--- Begin Data records ---
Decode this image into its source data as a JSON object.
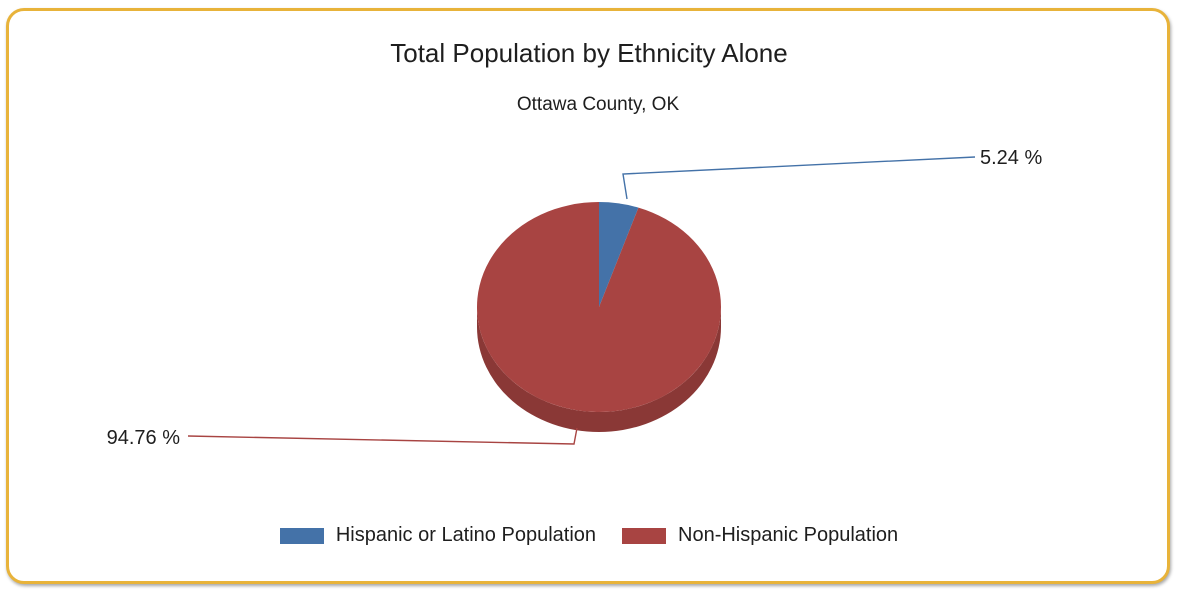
{
  "chart_data": {
    "type": "pie",
    "title": "Total Population by Ethnicity Alone",
    "subtitle": "Ottawa County, OK",
    "slices": [
      {
        "name": "Hispanic or Latino Population",
        "value": 5.24,
        "label": "5.24 %",
        "color": "#4472a8"
      },
      {
        "name": "Non-Hispanic Population",
        "value": 94.76,
        "label": "94.76 %",
        "color": "#a84442"
      }
    ],
    "legend_position": "bottom"
  }
}
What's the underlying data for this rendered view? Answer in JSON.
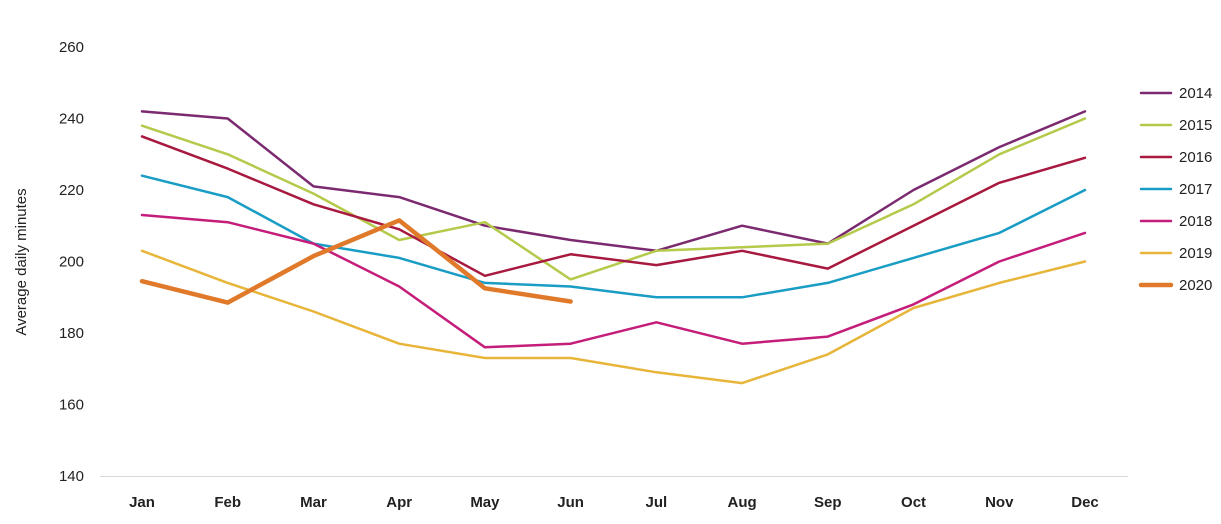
{
  "chart_data": {
    "type": "line",
    "title": "",
    "xlabel": "",
    "ylabel": "Average daily minutes",
    "ylim": [
      140,
      260
    ],
    "yticks": [
      140,
      160,
      180,
      200,
      220,
      240,
      260
    ],
    "grid": false,
    "legend_position": "right",
    "categories": [
      "Jan",
      "Feb",
      "Mar",
      "Apr",
      "May",
      "Jun",
      "Jul",
      "Aug",
      "Sep",
      "Oct",
      "Nov",
      "Dec"
    ],
    "series": [
      {
        "name": "2014",
        "color": "#7b2a6f",
        "values": [
          242,
          240,
          221,
          218,
          210,
          206,
          203,
          210,
          205,
          220,
          232,
          242
        ]
      },
      {
        "name": "2015",
        "color": "#b5c94b",
        "values": [
          238,
          230,
          219,
          206,
          211,
          195,
          203,
          204,
          205,
          216,
          230,
          240
        ]
      },
      {
        "name": "2016",
        "color": "#a8193f",
        "values": [
          235,
          226,
          216,
          209,
          196,
          202,
          199,
          203,
          198,
          210,
          222,
          229
        ]
      },
      {
        "name": "2017",
        "color": "#1a9dc4",
        "values": [
          224,
          218,
          205,
          201,
          194,
          193,
          190,
          190,
          194,
          201,
          208,
          220
        ]
      },
      {
        "name": "2018",
        "color": "#c41e7a",
        "values": [
          213,
          211,
          205,
          193,
          176,
          177,
          183,
          177,
          179,
          188,
          200,
          208
        ]
      },
      {
        "name": "2019",
        "color": "#e8b53b",
        "values": [
          203,
          194,
          186,
          177,
          173,
          173,
          169,
          166,
          174,
          187,
          194,
          200
        ]
      },
      {
        "name": "2020",
        "color": "#e07a2a",
        "bold": true,
        "values": [
          194.5,
          188.5,
          201.5,
          211.5,
          192.5,
          188.8,
          null,
          null,
          null,
          null,
          null,
          null
        ]
      }
    ]
  }
}
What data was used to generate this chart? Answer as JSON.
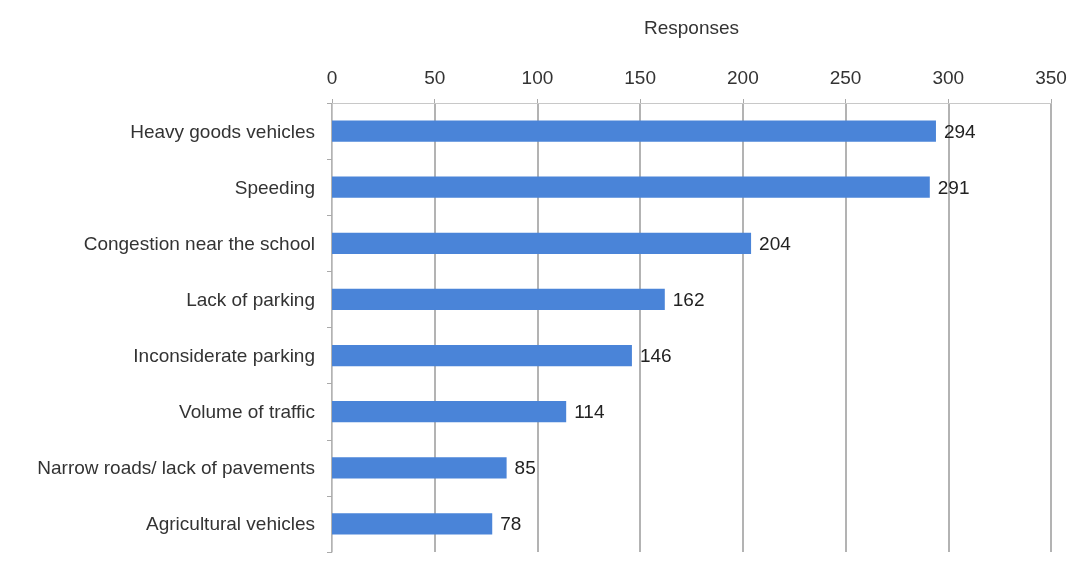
{
  "chart_data": {
    "type": "bar",
    "orientation": "horizontal",
    "xlabel": "Responses",
    "categories": [
      "Heavy goods vehicles",
      "Speeding",
      "Congestion near the school",
      "Lack of parking",
      "Inconsiderate parking",
      "Volume of traffic",
      "Narrow roads/ lack of pavements",
      "Agricultural vehicles"
    ],
    "values": [
      294,
      291,
      204,
      162,
      146,
      114,
      85,
      78
    ],
    "color": "#4a84d8",
    "xlim": [
      0,
      350
    ],
    "xticks": [
      0,
      50,
      100,
      150,
      200,
      250,
      300,
      350
    ],
    "grid": "x",
    "data_labels": true
  }
}
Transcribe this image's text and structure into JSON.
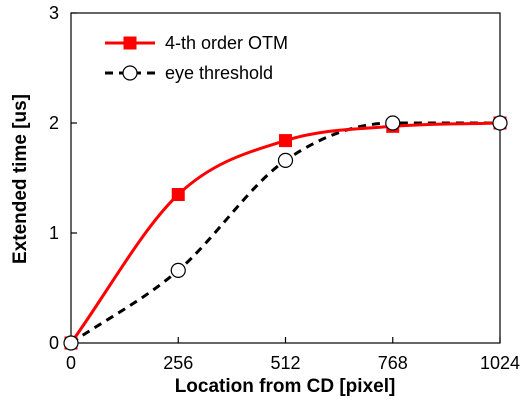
{
  "chart_data": {
    "type": "line",
    "title": "",
    "xlabel": "Location from CD [pixel]",
    "ylabel": "Extended time [us]",
    "xlim": [
      0,
      1024
    ],
    "ylim": [
      0,
      3
    ],
    "x_ticks": [
      0,
      256,
      512,
      768,
      1024
    ],
    "y_ticks": [
      0,
      1,
      2,
      3
    ],
    "grid": false,
    "legend_position": "top-left",
    "series": [
      {
        "name": "4-th order OTM",
        "color": "#ff0000",
        "line_style": "solid",
        "marker": "filled-square",
        "x": [
          0,
          256,
          512,
          768,
          1024
        ],
        "y": [
          0,
          1.35,
          1.84,
          1.97,
          2.0
        ]
      },
      {
        "name": "eye threshold",
        "color": "#000000",
        "line_style": "dashed",
        "marker": "open-circle",
        "x": [
          0,
          256,
          512,
          768,
          1024
        ],
        "y": [
          0,
          0.66,
          1.66,
          2.0,
          2.0
        ]
      }
    ]
  }
}
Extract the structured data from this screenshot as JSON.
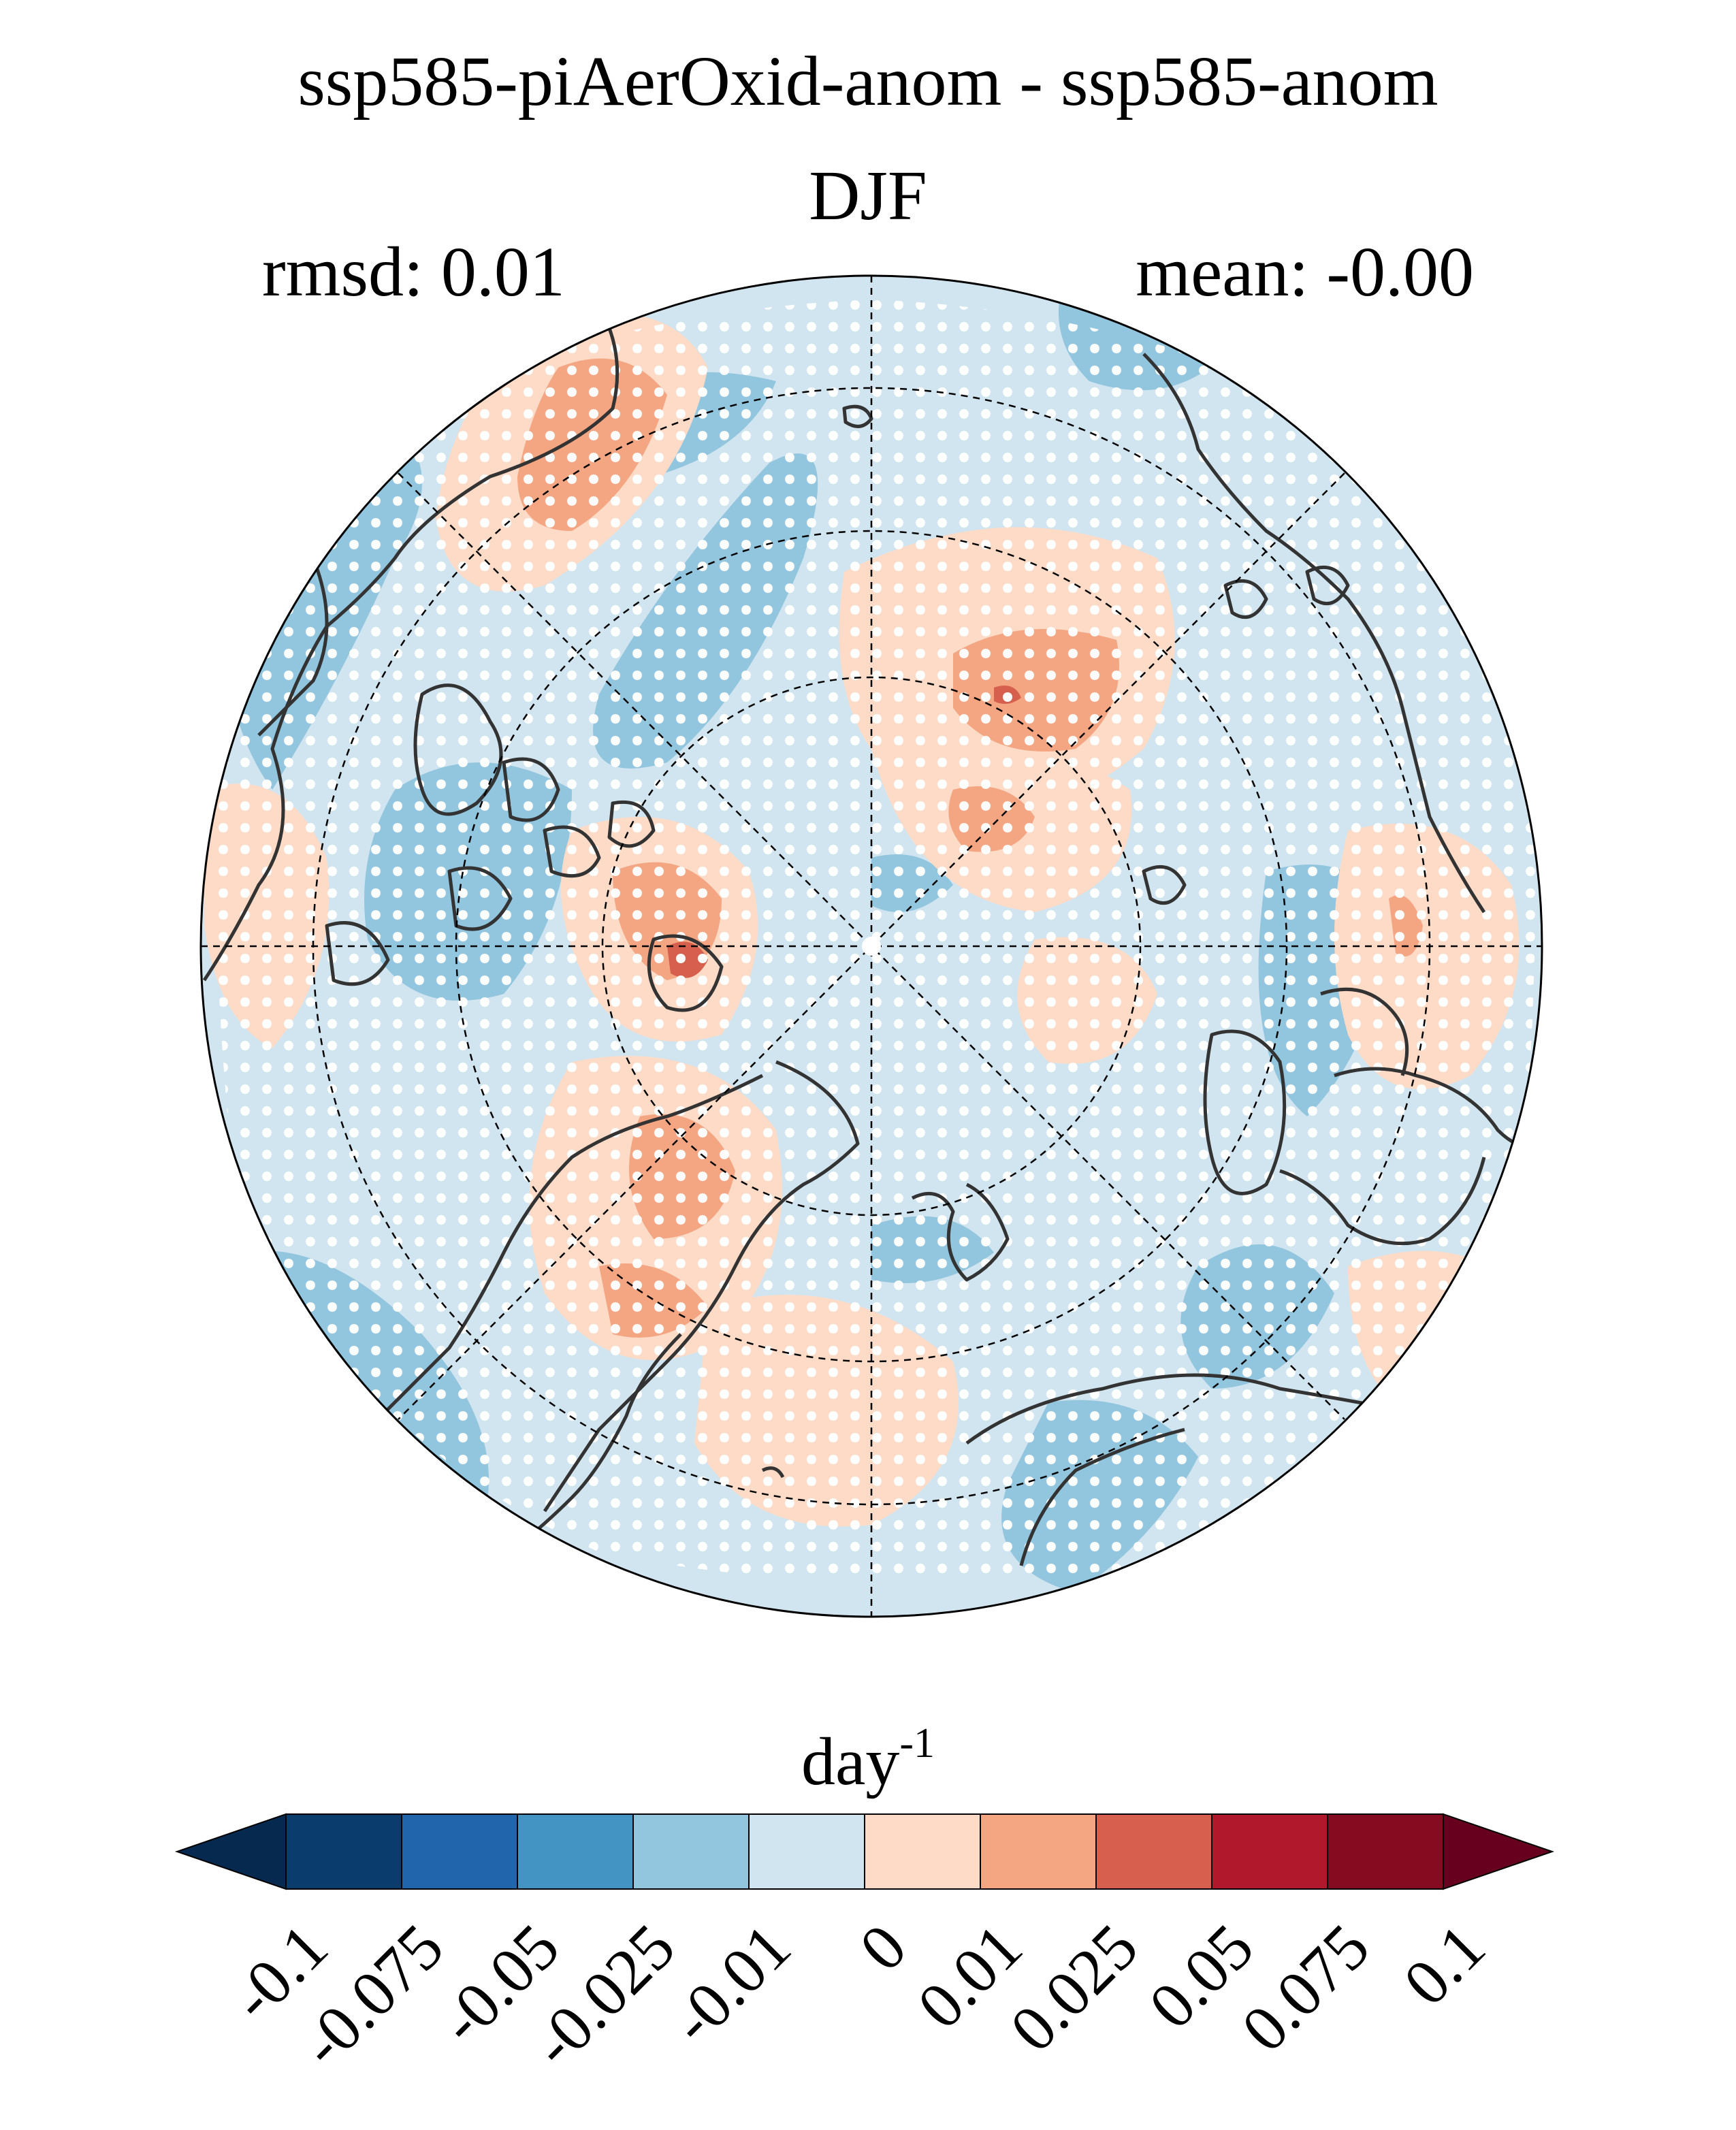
{
  "title": "ssp585-piAerOxid-anom - ssp585-anom",
  "season": "DJF",
  "rmsd_label": "rmsd: 0.01",
  "mean_label": "mean: -0.00",
  "units": {
    "base": "day",
    "exp": "-1"
  },
  "colorbar": {
    "ticks": [
      "-0.1",
      "-0.075",
      "-0.05",
      "-0.025",
      "-0.01",
      "0",
      "0.01",
      "0.025",
      "0.05",
      "0.075",
      "0.1"
    ],
    "colors": [
      "#062a4f",
      "#0a3d6e",
      "#2166ac",
      "#4393c3",
      "#92c5de",
      "#d1e5f0",
      "#fddbc7",
      "#f4a582",
      "#d6604d",
      "#b2182b",
      "#870b20",
      "#67001f"
    ]
  },
  "map": {
    "projection": "north polar stereographic",
    "background_color": "#d1e5f0",
    "coast_color": "#333333",
    "stipple_color": "#ffffff"
  }
}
--- End Data records ---
▸ Given exercise
Out of the material above, gather each line where "from" appears.

▸ Result of the task
    "xlabel": "Location from CD [pixel]",
Extract the structured data from this screenshot as JSON.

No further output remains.